**** Records to process

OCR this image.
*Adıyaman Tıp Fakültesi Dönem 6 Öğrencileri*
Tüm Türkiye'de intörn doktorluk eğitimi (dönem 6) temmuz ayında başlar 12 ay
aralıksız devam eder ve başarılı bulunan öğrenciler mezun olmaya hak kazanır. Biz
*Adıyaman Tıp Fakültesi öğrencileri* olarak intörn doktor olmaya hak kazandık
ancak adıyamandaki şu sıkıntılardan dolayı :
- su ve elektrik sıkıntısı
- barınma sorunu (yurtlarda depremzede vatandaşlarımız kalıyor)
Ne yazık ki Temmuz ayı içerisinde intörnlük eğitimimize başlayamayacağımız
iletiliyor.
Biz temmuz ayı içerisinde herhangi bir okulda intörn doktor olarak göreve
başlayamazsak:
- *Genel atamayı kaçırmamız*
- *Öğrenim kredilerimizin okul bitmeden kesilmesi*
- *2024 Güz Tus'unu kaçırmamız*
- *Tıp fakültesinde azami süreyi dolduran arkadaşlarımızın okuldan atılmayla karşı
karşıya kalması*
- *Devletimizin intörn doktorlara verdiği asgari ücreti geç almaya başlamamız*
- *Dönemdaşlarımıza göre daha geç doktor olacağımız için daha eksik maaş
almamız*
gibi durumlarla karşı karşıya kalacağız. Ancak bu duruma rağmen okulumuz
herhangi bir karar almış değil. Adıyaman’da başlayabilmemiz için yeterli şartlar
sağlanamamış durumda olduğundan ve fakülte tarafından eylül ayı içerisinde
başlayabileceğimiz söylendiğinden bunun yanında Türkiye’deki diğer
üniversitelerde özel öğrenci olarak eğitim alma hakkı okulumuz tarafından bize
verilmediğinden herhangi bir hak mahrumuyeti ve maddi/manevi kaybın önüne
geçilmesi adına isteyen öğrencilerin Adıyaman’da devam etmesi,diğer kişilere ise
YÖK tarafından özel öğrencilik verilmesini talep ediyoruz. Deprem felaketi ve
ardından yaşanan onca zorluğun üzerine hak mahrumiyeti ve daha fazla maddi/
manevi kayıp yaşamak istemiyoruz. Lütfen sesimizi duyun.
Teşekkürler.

********

Your task is to output the full set of records exactly as presented.

OCR this image.
*Adıyaman Tıp Fakültesi Dönem 6 Öğrencileri*
Tüm Türkiye'de intörn doktorluk eğitimi (dönem 6) temmuz ayında başlar 12 ay
aralıksız devam eder ve başarılı bulunan öğrenciler mezun olmaya hak kazanır. Biz
*Adıyaman Tıp Fakültesi öğrencileri* olarak intörn doktor olmaya hak kazandık
ancak adıyamandaki şu sıkıntılardan dolayı :
- su ve elektrik sıkıntısı
- barınma sorunu (yurtlarda depremzede vatandaşlarımız kalıyor)
Ne yazık ki Temmuz ayı içerisinde intörnlük eğitimimize başlayamayacağımız
iletiliyor.
Biz temmuz ayı içerisinde herhangi bir okulda intörn doktor olarak göreve
başlayamazsak:
- *Genel atamayı kaçırmamız*
- *Öğrenim kredilerimizin okul bitmeden kesilmesi*
- *2024 Güz Tus'unu kaçırmamız*
- *Tıp fakültesinde azami süreyi dolduran arkadaşlarımızın okuldan atılmayla karşı
karşıya kalması*
- *Devletimizin intörn doktorlara verdiği asgari ücreti geç almaya başlamamız*
- *Dönemdaşlarımıza göre daha geç doktor olacağımız için daha eksik maaş
almamız*
gibi durumlarla karşı karşıya kalacağız. Ancak bu duruma rağmen okulumuz
herhangi bir karar almış değil. Adıyaman’da başlayabilmemiz için yeterli şartlar
sağlanamamış durumda olduğundan ve fakülte tarafından eylül ayı içerisinde
başlayabileceğimiz söylendiğinden bunun yanında Türkiye’deki diğer
üniversitelerde özel öğrenci olarak eğitim alma hakkı okulumuz tarafından bize
verilmediğinden herhangi bir hak mahrumuyeti ve maddi/manevi kaybın önüne
geçilmesi adına isteyen öğrencilerin Adıyaman’da devam etmesi,diğer kişilere ise
YÖK tarafından özel öğrencilik verilmesini talep ediyoruz. Deprem felaketi ve
ardından yaşanan onca zorluğun üzerine hak mahrumiyeti ve daha fazla maddi/
manevi kayıp yaşamak istemiyoruz. Lütfen sesimizi duyun.
Teşekkürler.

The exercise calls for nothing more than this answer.